## GOAL
Reproduce verbatim the lines of the data below, from the line containing "Text: Monthly Energy" through the line containing "Text: eia: eia [72, 735, 110, 755]", both included.
....................
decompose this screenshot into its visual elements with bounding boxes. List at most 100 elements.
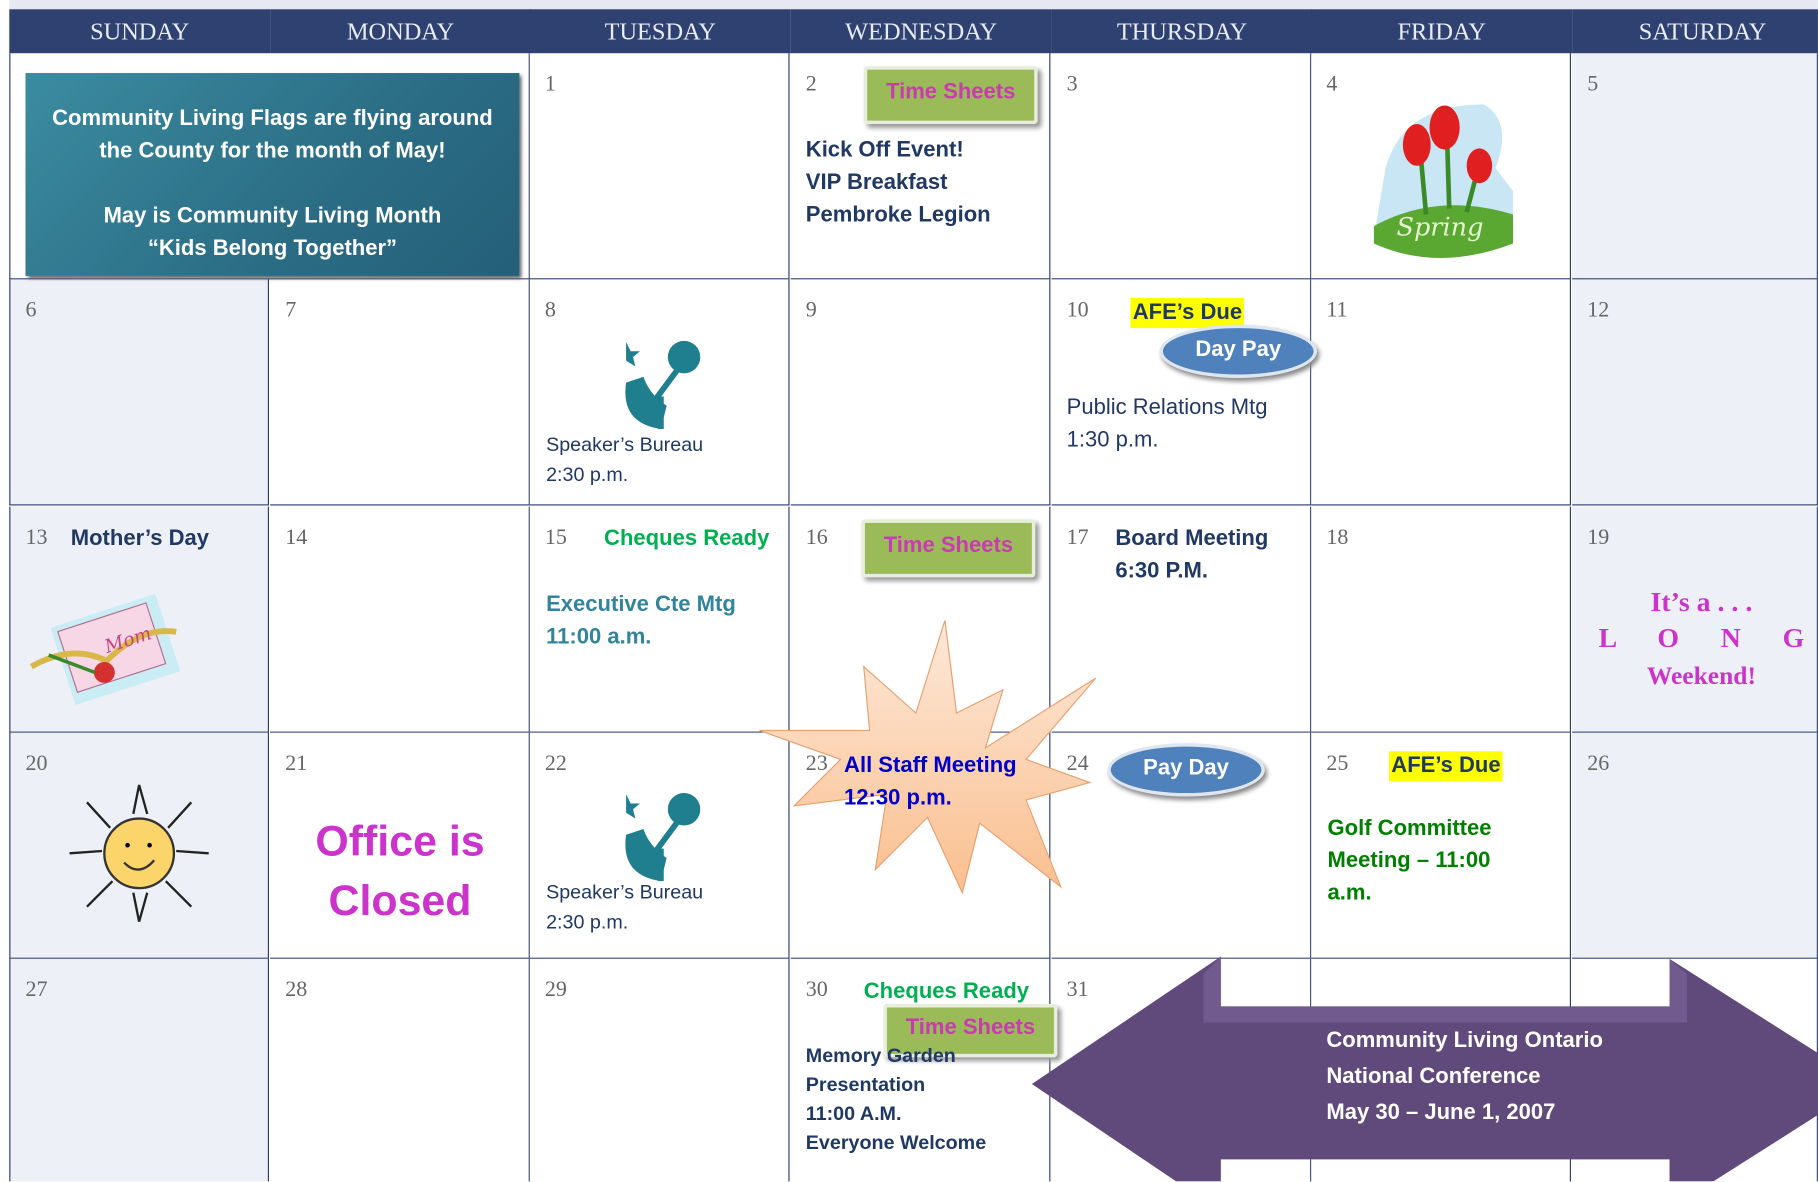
office-closed: Office is Closed [270,812,530,930]
event-text: All Staff Meeting [844,753,1017,778]
day-cell: 12 [1572,279,1818,506]
day-number: 3 [1066,71,1078,97]
day-cell: 3 [1051,53,1312,280]
event-text: Memory Garden [805,1044,956,1067]
banner-line: May is Community Living Month [103,204,442,229]
day-cell: 18 [1311,506,1571,733]
time-sheets-badge: Time Sheets [883,1004,1058,1058]
day-cell: 11 [1311,279,1571,506]
starburst [759,620,1097,895]
day-number: 8 [544,297,556,323]
event-text: VIP Breakfast [805,170,948,195]
day-number: 4 [1326,71,1338,97]
day-number: 30 [805,977,828,1002]
day-cell: 14 [270,506,530,733]
day-cell: 17 [1051,506,1312,733]
time-sheets-badge: Time Sheets [863,66,1038,125]
day-number: 13 [25,525,48,550]
day-cell: 21 [270,732,530,959]
event-text: a.m. [1327,881,1372,906]
event-text: 2:30 p.m. [546,463,629,486]
event-text: Community Living Ontario [1326,1028,1603,1053]
event-text: It’s a . . . [1650,587,1753,618]
event-line: Board Meeting 6:30 P.M. [1115,523,1268,588]
event-text: National Conference [1326,1064,1541,1089]
event-text: Board Meeting [1115,526,1269,551]
day-cell: 28 [270,958,530,1182]
event-text: 1:30 p.m. [1066,427,1159,453]
day-number: 5 [1587,71,1599,97]
event-text: Office is [315,817,485,865]
afe-due: AFE’s Due [1130,297,1245,329]
day-number: 2 [805,71,817,97]
day-cell: 29 [529,958,790,1182]
day-number: 28 [285,977,308,1002]
day-cell: 15 [529,506,790,733]
event-text: Pembroke Legion [805,202,991,228]
day-header: SATURDAY [1572,9,1818,54]
mom-card-clipart: Mom [29,593,181,706]
event-text: Meeting – 11:00 [1327,848,1491,874]
day-number: 26 [1587,751,1610,776]
event-line: Executive Cte Mtg 11:00 a.m. [546,589,736,654]
event-text: 11:00 a.m. [546,624,652,650]
day-header: TUESDAY [529,9,791,54]
event-text: Presentation [805,1073,926,1096]
event-line: Speaker’s Bureau 2:30 p.m. [546,878,703,938]
event-line: Kick Off Event! VIP Breakfast Pembroke Leg… [806,134,991,231]
banner-line: “Kids Belong Together” [147,236,398,261]
event-text: Weekend! [1646,660,1756,690]
event-text: Public Relations Mtg [1066,395,1268,420]
day-cell: 5 [1572,53,1818,280]
event-text: Executive Cte Mtg [546,592,736,617]
day-number: 19 [1587,525,1610,550]
event-line: Speaker’s Bureau 2:30 p.m. [546,430,703,490]
long-weekend: It’s a . . . L O N G Weekend! [1588,585,1814,693]
sun-clipart [69,784,209,923]
event-text: 12:30 p.m. [844,786,952,811]
event-line: Public Relations Mtg 1:30 p.m. [1067,392,1268,457]
day-number: 7 [285,297,297,323]
banner: Community Living Flags are flying around… [25,73,520,276]
day-cell: 6 [9,279,269,506]
day-header: WEDNESDAY [790,9,1052,54]
day-number: 1 [544,71,556,97]
event-text: 6:30 P.M. [1115,558,1209,584]
event-text: Golf Committee [1327,816,1492,841]
day-header: FRIDAY [1311,9,1573,54]
day-number: 11 [1326,297,1348,323]
event-text: Closed [328,876,472,925]
time-sheets-badge: Time Sheets [861,519,1036,578]
day-cell: 1 [529,53,790,280]
mic-clipart [625,793,701,882]
day-number: 18 [1326,525,1349,550]
day-number: 23 [805,751,828,776]
day-number: 31 [1066,977,1089,1002]
day-number: 14 [285,525,308,550]
event-title: Cheques Ready [863,979,1030,1005]
day-number: 17 [1066,525,1089,550]
day-cell: 19 [1572,506,1818,733]
day-cell: 24 [1051,732,1312,959]
spring-clipart: Spring [1373,104,1514,258]
event-text: May 30 – June 1, 2007 [1326,1100,1556,1125]
day-number: 16 [805,525,828,550]
pay-day-pill: Pay Day [1107,743,1265,797]
day-number: 12 [1587,297,1610,323]
day-number: 22 [544,751,567,776]
day-number: 21 [285,751,308,776]
event-text: Kick Off Event! [805,137,964,163]
day-cell: 26 [1572,732,1818,959]
banner-line: Community Living Flags are flying around… [52,106,493,164]
event-text: 11:00 A.M. [805,1102,902,1125]
conference-text: Community Living Ontario National Confere… [1326,1023,1603,1131]
event-text: 2:30 p.m. [546,911,629,934]
mic-clipart [625,340,701,429]
event-line: Memory Garden Presentation 11:00 A.M. Every… [806,1041,986,1157]
event-line: All Staff Meeting 12:30 p.m. [844,750,1017,815]
day-number: 9 [805,297,817,323]
top-strip [9,0,1818,10]
event-text: Speaker’s Bureau [546,433,704,456]
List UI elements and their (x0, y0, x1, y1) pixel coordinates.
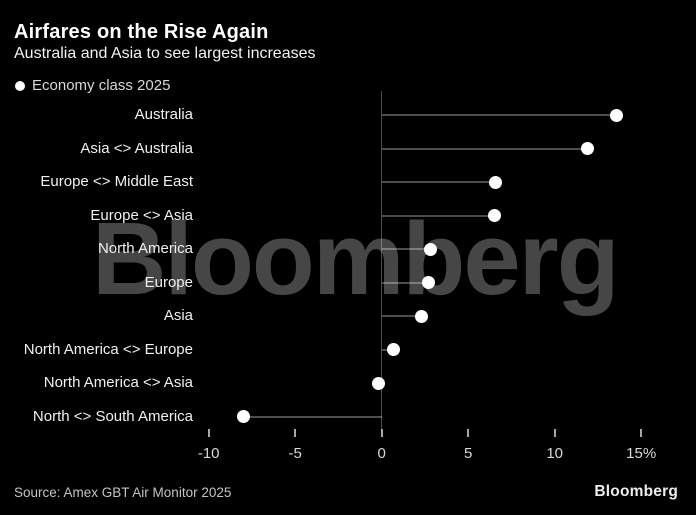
x-axis-tick (380, 429, 383, 437)
category-label: North <> South America (32, 407, 193, 425)
x-axis-tick-label: -10 (197, 445, 220, 462)
legend: Economy class 2025 (15, 77, 170, 94)
stem-line (381, 281, 429, 284)
data-point-dot (421, 276, 435, 289)
legend-label: Economy class 2025 (32, 77, 171, 94)
x-axis-tick (640, 429, 643, 437)
bloomberg-watermark: Bloomberg (92, 201, 620, 316)
category-label: Europe (144, 273, 193, 291)
x-axis-tick (553, 429, 556, 437)
stem-line (381, 248, 431, 250)
data-point-dot (236, 410, 250, 423)
data-point-dot (489, 175, 503, 189)
category-label: Asia <> Australia (80, 139, 193, 157)
data-point-dot (423, 242, 437, 256)
chart-subtitle: Australia and Asia to see largest increa… (14, 45, 316, 62)
stem-line (381, 315, 422, 317)
x-axis-tick (294, 429, 297, 437)
x-axis-tick-label: 15% (626, 445, 657, 462)
x-axis-tick-label: 0 (377, 445, 386, 462)
x-axis-tick (207, 429, 210, 437)
stem-line (381, 181, 496, 183)
x-axis-tick-label: -5 (288, 445, 302, 462)
data-point-dot (610, 108, 624, 122)
category-label: North America <> Asia (43, 374, 193, 391)
data-point-dot (581, 142, 595, 155)
zero-axis-line (380, 91, 383, 437)
data-point-dot (371, 376, 385, 390)
category-label: Europe <> Middle East (40, 173, 193, 190)
data-point-dot (487, 209, 501, 222)
bloomberg-logo: Bloomberg (594, 483, 678, 500)
category-label: North America <> Europe (23, 340, 193, 358)
category-label: Asia (163, 307, 193, 324)
stem-line (381, 114, 617, 116)
category-label: North America (97, 240, 193, 257)
category-label: Australia (134, 106, 193, 123)
x-axis-tick-label: 10 (546, 445, 564, 462)
source-note: Source: Amex GBT Air Monitor 2025 (14, 485, 232, 500)
x-axis-tick (467, 429, 470, 437)
x-axis-tick-label: 5 (464, 445, 473, 462)
chart-title: Airfares on the Rise Again (14, 21, 269, 43)
stem-line (243, 415, 382, 418)
category-label: Europe <> Asia (90, 206, 193, 224)
data-point-dot (414, 309, 428, 323)
legend-dot-icon (15, 80, 25, 91)
stem-line (381, 214, 495, 217)
stem-line (381, 147, 588, 150)
data-point-dot (387, 343, 401, 356)
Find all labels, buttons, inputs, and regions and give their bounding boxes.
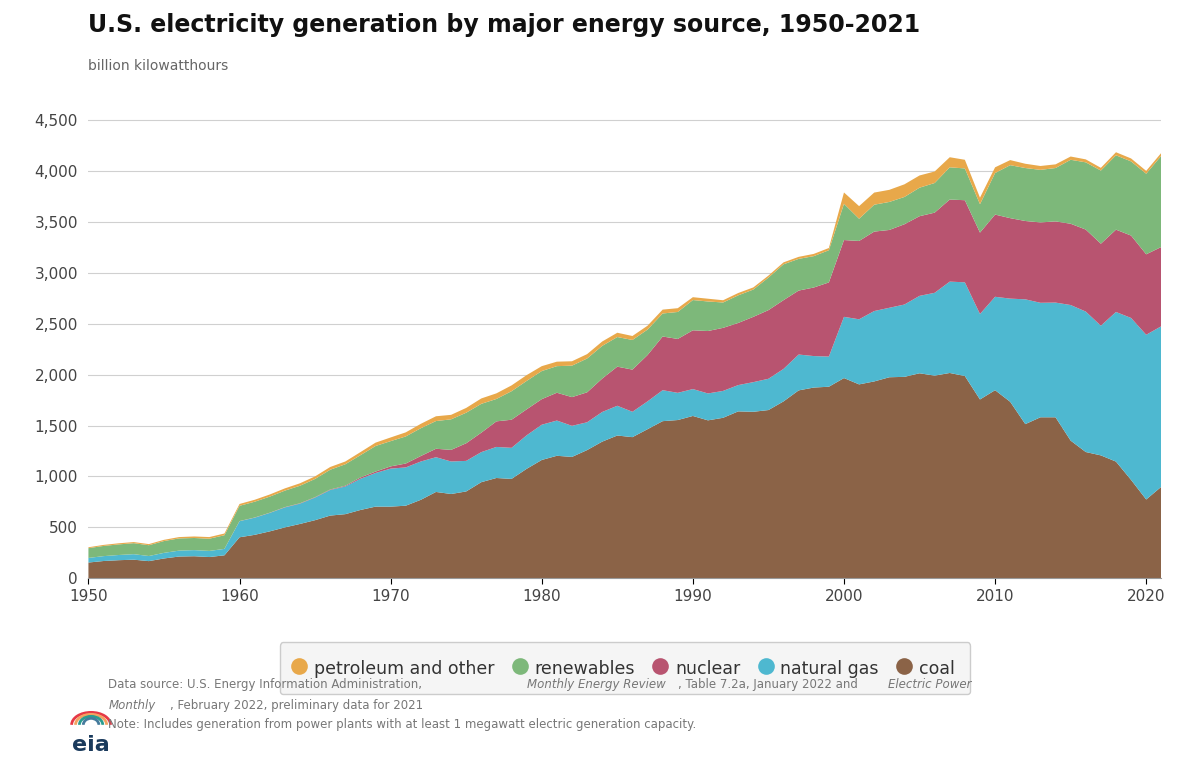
Text: Monthly Energy Review: Monthly Energy Review [527, 678, 666, 691]
Text: U.S. electricity generation by major energy source, 1950-2021: U.S. electricity generation by major ene… [88, 13, 921, 37]
Legend: petroleum and other, renewables, nuclear, natural gas, coal: petroleum and other, renewables, nuclear… [279, 642, 970, 695]
Text: Note: Includes generation from power plants with at least 1 megawatt electric ge: Note: Includes generation from power pla… [108, 718, 697, 731]
Text: Monthly: Monthly [108, 699, 156, 712]
Text: , Table 7.2a, January 2022 and: , Table 7.2a, January 2022 and [678, 678, 862, 691]
Text: eia: eia [72, 735, 110, 755]
Text: Data source: U.S. Energy Information Administration,: Data source: U.S. Energy Information Adm… [108, 678, 427, 691]
Text: billion kilowatthours: billion kilowatthours [88, 59, 229, 73]
Text: Electric Power: Electric Power [888, 678, 971, 691]
Text: , February 2022, preliminary data for 2021: , February 2022, preliminary data for 20… [170, 699, 423, 712]
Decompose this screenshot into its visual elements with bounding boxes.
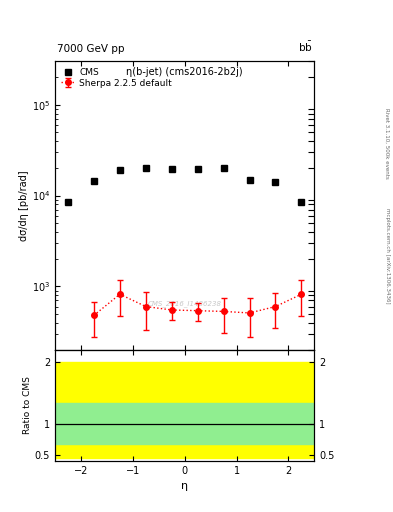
CMS <box>247 177 252 183</box>
Y-axis label: dσ/dη [pb/rad]: dσ/dη [pb/rad] <box>19 170 29 241</box>
Text: CMS_2016_I1486238: CMS_2016_I1486238 <box>148 301 222 307</box>
CMS <box>195 166 200 173</box>
CMS <box>273 179 278 185</box>
Y-axis label: Ratio to CMS: Ratio to CMS <box>23 376 32 434</box>
CMS <box>92 178 96 184</box>
Bar <box>55 403 314 444</box>
CMS <box>169 166 174 173</box>
Text: 7000 GeV pp: 7000 GeV pp <box>57 44 125 54</box>
X-axis label: η: η <box>181 481 188 491</box>
Bar <box>55 362 314 458</box>
Text: η(b-jet) (cms2016-2b2j): η(b-jet) (cms2016-2b2j) <box>127 67 243 77</box>
Text: mcplots.cern.ch [arXiv:1306.3436]: mcplots.cern.ch [arXiv:1306.3436] <box>385 208 389 304</box>
Line: CMS: CMS <box>64 165 305 205</box>
CMS <box>118 167 122 174</box>
Text: Rivet 3.1.10, 500k events: Rivet 3.1.10, 500k events <box>385 108 389 179</box>
Legend: CMS, Sherpa 2.2.5 default: CMS, Sherpa 2.2.5 default <box>59 66 174 90</box>
CMS <box>299 199 304 205</box>
CMS <box>143 165 148 172</box>
CMS <box>66 199 70 205</box>
CMS <box>221 165 226 172</box>
Text: b$\bar{\rm{b}}$: b$\bar{\rm{b}}$ <box>298 39 312 54</box>
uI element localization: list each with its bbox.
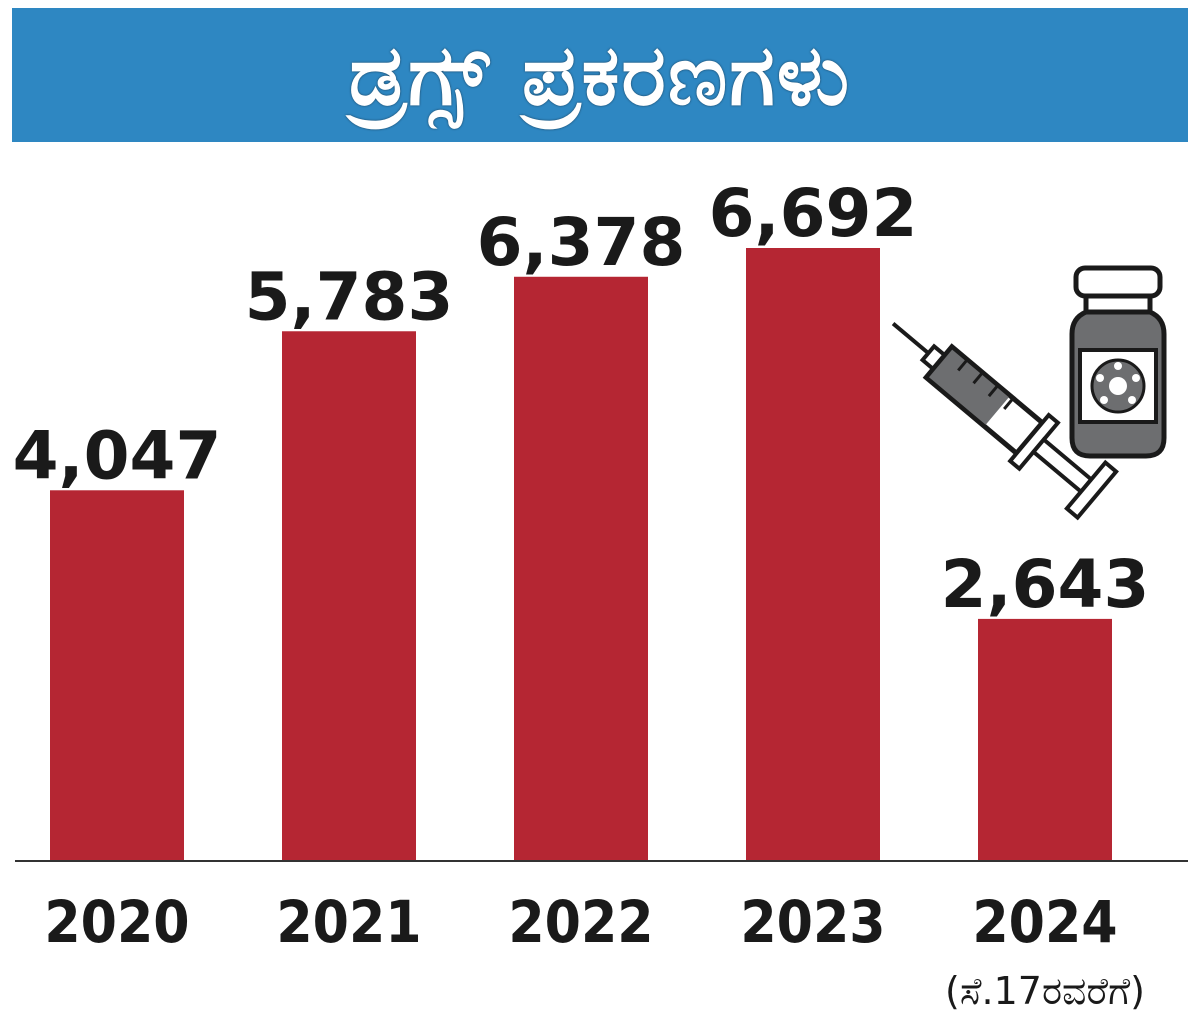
category-note-2024: (ಸೆ.17ರವರೆಗೆ) <box>945 969 1145 1013</box>
bar-2021 <box>282 331 416 862</box>
category-label-2023: 2023 <box>740 888 885 956</box>
bar-2020 <box>50 490 184 861</box>
value-label-2020: 4,047 <box>13 417 222 494</box>
category-label-2020: 2020 <box>44 888 189 956</box>
title-banner: ಡ್ರಗ್ಸ್ ಪ್ರಕರಣಗಳು <box>12 8 1188 142</box>
value-label-2023: 6,692 <box>709 175 918 252</box>
category-labels-group: 2020 2021 2022 2023 2024 (ಸೆ.17ರವರೆಗೆ) <box>44 888 1145 1013</box>
category-label-2022: 2022 <box>508 888 653 956</box>
value-label-2021: 5,783 <box>245 258 454 335</box>
bars-group <box>50 248 1112 862</box>
bar-2023 <box>746 248 880 861</box>
value-label-2022: 6,378 <box>477 204 686 281</box>
bar-2024 <box>978 618 1112 861</box>
chart-title: ಡ್ರಗ್ಸ್ ಪ್ರಕರಣಗಳು <box>348 25 852 124</box>
bar-2022 <box>514 276 648 861</box>
category-label-2024: 2024 <box>972 888 1117 956</box>
category-label-2021: 2021 <box>276 888 421 956</box>
value-label-2024: 2,643 <box>941 546 1150 623</box>
value-labels-group: 4,047 5,783 6,378 6,692 2,643 <box>13 175 1150 623</box>
syringe-and-vial-icon <box>891 265 1167 521</box>
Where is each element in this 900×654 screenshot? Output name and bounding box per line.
....................
## THE REPLY
Text: Monthly Energy Review: Monthly Energy Review [527, 678, 666, 691]
Text: U.S. electricity generation by major energy source, 1950-2021: U.S. electricity generation by major ene… [88, 13, 921, 37]
Legend: petroleum and other, renewables, nuclear, natural gas, coal: petroleum and other, renewables, nuclear… [279, 642, 970, 695]
Text: Note: Includes generation from power plants with at least 1 megawatt electric ge: Note: Includes generation from power pla… [108, 718, 697, 731]
Text: Monthly: Monthly [108, 699, 156, 712]
Text: , Table 7.2a, January 2022 and: , Table 7.2a, January 2022 and [678, 678, 862, 691]
Text: eia: eia [72, 735, 110, 755]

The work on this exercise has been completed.